▶ _SET TASK_
Output every line of the material exactly, omitting images.

▶ _ENTRIES SHOWN_

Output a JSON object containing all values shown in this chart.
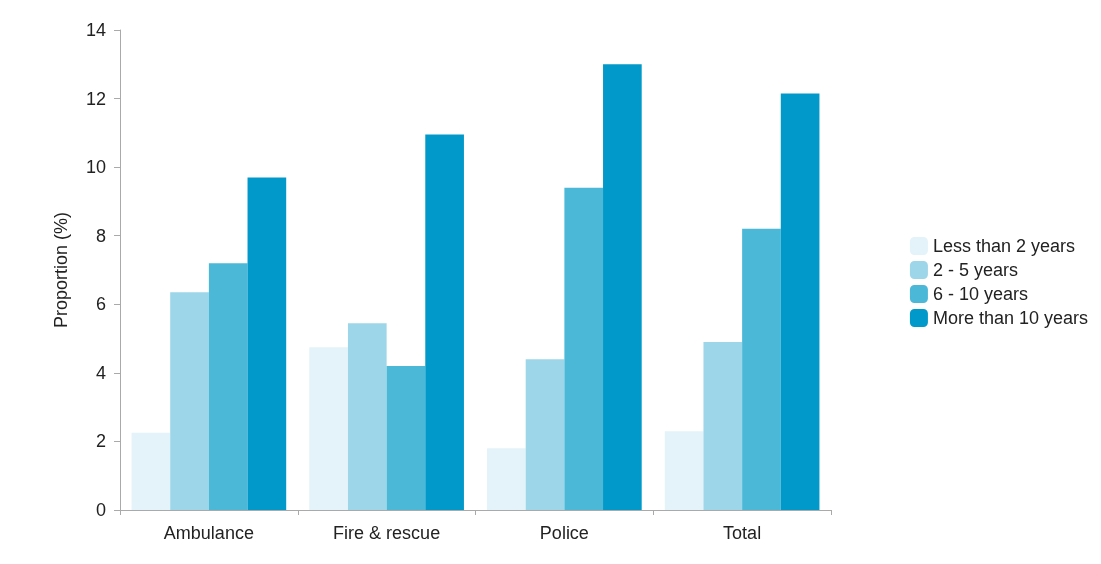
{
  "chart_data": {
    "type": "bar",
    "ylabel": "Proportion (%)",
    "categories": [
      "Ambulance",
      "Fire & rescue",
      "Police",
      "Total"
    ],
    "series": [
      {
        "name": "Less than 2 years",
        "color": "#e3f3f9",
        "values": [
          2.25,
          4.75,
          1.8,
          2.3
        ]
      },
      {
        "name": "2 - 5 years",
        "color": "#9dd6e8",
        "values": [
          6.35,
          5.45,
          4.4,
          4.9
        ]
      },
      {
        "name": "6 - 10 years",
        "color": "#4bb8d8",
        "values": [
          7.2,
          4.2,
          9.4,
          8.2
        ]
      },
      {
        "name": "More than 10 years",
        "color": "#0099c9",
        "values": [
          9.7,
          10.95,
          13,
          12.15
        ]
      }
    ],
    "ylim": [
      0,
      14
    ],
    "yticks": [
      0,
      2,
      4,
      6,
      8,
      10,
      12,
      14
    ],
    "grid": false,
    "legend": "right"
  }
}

▶ _SOLUTION TO THE EXERCISE_
Output a JSON object containing all values shown in this chart.
{
  "chart_data": {
    "type": "bar",
    "ylabel": "Proportion (%)",
    "categories": [
      "Ambulance",
      "Fire & rescue",
      "Police",
      "Total"
    ],
    "series": [
      {
        "name": "Less than 2 years",
        "color": "#e3f3f9",
        "values": [
          2.25,
          4.75,
          1.8,
          2.3
        ]
      },
      {
        "name": "2 - 5 years",
        "color": "#9dd6e8",
        "values": [
          6.35,
          5.45,
          4.4,
          4.9
        ]
      },
      {
        "name": "6 - 10 years",
        "color": "#4bb8d8",
        "values": [
          7.2,
          4.2,
          9.4,
          8.2
        ]
      },
      {
        "name": "More than 10 years",
        "color": "#0099c9",
        "values": [
          9.7,
          10.95,
          13,
          12.15
        ]
      }
    ],
    "ylim": [
      0,
      14
    ],
    "yticks": [
      0,
      2,
      4,
      6,
      8,
      10,
      12,
      14
    ],
    "grid": false,
    "legend": "right"
  }
}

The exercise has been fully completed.